Stored items
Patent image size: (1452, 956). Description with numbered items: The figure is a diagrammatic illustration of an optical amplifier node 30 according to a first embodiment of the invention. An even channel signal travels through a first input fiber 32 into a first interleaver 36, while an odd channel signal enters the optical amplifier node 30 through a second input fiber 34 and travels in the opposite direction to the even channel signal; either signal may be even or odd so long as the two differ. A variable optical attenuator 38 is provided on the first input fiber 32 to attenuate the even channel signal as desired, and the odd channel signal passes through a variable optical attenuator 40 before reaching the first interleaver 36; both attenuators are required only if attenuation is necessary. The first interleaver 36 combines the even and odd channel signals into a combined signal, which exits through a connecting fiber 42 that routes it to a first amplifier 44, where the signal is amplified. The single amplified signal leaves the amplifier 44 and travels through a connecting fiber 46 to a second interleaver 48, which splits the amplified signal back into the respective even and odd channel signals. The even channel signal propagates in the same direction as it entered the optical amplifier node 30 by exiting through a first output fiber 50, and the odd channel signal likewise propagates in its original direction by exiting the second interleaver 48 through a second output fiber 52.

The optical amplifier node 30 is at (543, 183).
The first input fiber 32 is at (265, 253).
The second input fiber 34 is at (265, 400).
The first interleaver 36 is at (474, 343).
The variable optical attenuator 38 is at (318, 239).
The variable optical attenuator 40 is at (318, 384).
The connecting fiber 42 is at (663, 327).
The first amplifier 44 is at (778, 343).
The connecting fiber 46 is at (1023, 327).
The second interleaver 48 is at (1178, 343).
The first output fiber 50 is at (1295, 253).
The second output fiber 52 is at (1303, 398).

_PROBLEM REQUIREMENTS_
Copy these lines word for word, covering every item.

_ANSWER IN FULL_
Patent image size: (1452, 956). Description with numbered items: The figure is a diagrammatic illustration of an optical amplifier node 30 according to a first embodiment of the invention. An even channel signal travels through a first input fiber 32 into a first interleaver 36, while an odd channel signal enters the optical amplifier node 30 through a second input fiber 34 and travels in the opposite direction to the even channel signal; either signal may be even or odd so long as the two differ. A variable optical attenuator 38 is provided on the first input fiber 32 to attenuate the even channel signal as desired, and the odd channel signal passes through a variable optical attenuator 40 before reaching the first interleaver 36; both attenuators are required only if attenuation is necessary. The first interleaver 36 combines the even and odd channel signals into a combined signal, which exits through a connecting fiber 42 that routes it to a first amplifier 44, where the signal is amplified. The single amplified signal leaves the amplifier 44 and travels through a connecting fiber 46 to a second interleaver 48, which splits the amplified signal back into the respective even and odd channel signals. The even channel signal propagates in the same direction as it entered the optical amplifier node 30 by exiting through a first output fiber 50, and the odd channel signal likewise propagates in its original direction by exiting the second interleaver 48 through a second output fiber 52.

The optical amplifier node 30 is at (543, 183).
The first input fiber 32 is at (265, 253).
The second input fiber 34 is at (265, 400).
The first interleaver 36 is at (474, 343).
The variable optical attenuator 38 is at (318, 239).
The variable optical attenuator 40 is at (318, 384).
The connecting fiber 42 is at (663, 327).
The first amplifier 44 is at (778, 343).
The connecting fiber 46 is at (1023, 327).
The second interleaver 48 is at (1178, 343).
The first output fiber 50 is at (1295, 253).
The second output fiber 52 is at (1303, 398).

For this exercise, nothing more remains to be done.